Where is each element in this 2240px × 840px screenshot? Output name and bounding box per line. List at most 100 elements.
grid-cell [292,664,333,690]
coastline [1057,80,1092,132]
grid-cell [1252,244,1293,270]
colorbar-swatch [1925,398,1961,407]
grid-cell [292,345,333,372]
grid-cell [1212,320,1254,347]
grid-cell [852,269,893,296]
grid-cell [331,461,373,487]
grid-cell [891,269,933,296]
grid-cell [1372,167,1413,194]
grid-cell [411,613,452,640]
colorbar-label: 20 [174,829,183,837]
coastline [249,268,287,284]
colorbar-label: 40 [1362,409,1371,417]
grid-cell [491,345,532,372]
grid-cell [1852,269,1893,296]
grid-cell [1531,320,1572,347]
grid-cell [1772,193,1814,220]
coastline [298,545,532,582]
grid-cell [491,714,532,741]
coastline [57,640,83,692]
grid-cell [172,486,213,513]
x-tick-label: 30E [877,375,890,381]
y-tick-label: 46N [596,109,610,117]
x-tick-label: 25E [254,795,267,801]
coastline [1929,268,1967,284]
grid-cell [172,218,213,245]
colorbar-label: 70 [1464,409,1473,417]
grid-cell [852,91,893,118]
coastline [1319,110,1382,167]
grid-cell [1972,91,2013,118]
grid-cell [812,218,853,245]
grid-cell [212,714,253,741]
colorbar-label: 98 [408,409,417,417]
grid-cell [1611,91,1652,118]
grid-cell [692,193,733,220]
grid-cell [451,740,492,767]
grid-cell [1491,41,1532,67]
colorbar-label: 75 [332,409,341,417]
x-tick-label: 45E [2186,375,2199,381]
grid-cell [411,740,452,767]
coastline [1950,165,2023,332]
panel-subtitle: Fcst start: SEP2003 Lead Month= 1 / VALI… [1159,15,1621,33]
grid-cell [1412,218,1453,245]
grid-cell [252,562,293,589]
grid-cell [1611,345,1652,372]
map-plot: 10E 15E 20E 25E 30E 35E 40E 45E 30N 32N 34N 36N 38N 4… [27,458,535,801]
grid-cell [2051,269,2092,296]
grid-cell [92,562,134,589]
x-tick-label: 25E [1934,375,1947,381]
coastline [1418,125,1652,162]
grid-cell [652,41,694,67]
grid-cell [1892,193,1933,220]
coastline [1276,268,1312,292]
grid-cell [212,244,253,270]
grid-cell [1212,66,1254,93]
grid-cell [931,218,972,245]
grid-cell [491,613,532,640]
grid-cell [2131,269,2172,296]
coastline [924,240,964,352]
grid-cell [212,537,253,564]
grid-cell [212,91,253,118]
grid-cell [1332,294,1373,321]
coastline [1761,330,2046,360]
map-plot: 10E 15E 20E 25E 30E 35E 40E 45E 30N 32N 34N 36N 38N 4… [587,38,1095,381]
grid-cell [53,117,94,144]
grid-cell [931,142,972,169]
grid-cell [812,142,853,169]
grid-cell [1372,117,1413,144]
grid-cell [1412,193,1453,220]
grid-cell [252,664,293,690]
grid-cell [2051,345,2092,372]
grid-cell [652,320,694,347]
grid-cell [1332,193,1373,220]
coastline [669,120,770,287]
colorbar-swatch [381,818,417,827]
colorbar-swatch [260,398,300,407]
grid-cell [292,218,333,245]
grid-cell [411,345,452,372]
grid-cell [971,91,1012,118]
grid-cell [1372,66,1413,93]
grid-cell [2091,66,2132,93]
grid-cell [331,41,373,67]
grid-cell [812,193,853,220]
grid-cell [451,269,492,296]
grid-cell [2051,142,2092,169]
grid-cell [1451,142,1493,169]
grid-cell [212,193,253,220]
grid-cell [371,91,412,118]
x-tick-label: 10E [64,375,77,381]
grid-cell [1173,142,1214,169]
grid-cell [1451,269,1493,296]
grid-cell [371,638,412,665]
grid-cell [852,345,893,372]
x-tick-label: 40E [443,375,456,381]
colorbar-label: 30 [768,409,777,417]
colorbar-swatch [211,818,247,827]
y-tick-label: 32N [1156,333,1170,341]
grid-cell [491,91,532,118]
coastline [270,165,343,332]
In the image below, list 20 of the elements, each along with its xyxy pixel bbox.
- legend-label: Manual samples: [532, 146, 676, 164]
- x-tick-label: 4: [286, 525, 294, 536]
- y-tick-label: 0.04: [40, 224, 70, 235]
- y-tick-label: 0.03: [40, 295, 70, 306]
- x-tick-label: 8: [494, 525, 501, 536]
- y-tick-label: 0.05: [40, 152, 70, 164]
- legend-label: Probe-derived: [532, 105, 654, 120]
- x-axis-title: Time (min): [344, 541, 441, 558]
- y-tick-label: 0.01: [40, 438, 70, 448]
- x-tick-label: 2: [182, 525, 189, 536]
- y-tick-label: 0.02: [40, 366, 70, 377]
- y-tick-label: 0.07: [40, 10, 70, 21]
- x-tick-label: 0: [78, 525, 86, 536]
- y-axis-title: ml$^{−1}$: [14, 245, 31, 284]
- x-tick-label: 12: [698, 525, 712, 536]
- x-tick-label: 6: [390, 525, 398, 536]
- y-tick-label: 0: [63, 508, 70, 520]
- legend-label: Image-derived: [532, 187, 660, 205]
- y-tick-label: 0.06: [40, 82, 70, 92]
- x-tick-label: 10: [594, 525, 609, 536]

• WHAT IS ASKED:
Copy out the lines from the first one down to and including the line with "colorbar-swatch [1925,398,1961,407]", keeping each one the same as it appears.

• TASK RESPONSE:
Where is each element in this 2240px × 840px screenshot? Output name and bounding box per line. List at most 100 elements.
grid-cell [292,664,333,690]
coastline [1057,80,1092,132]
grid-cell [1252,244,1293,270]
colorbar-swatch [1925,398,1961,407]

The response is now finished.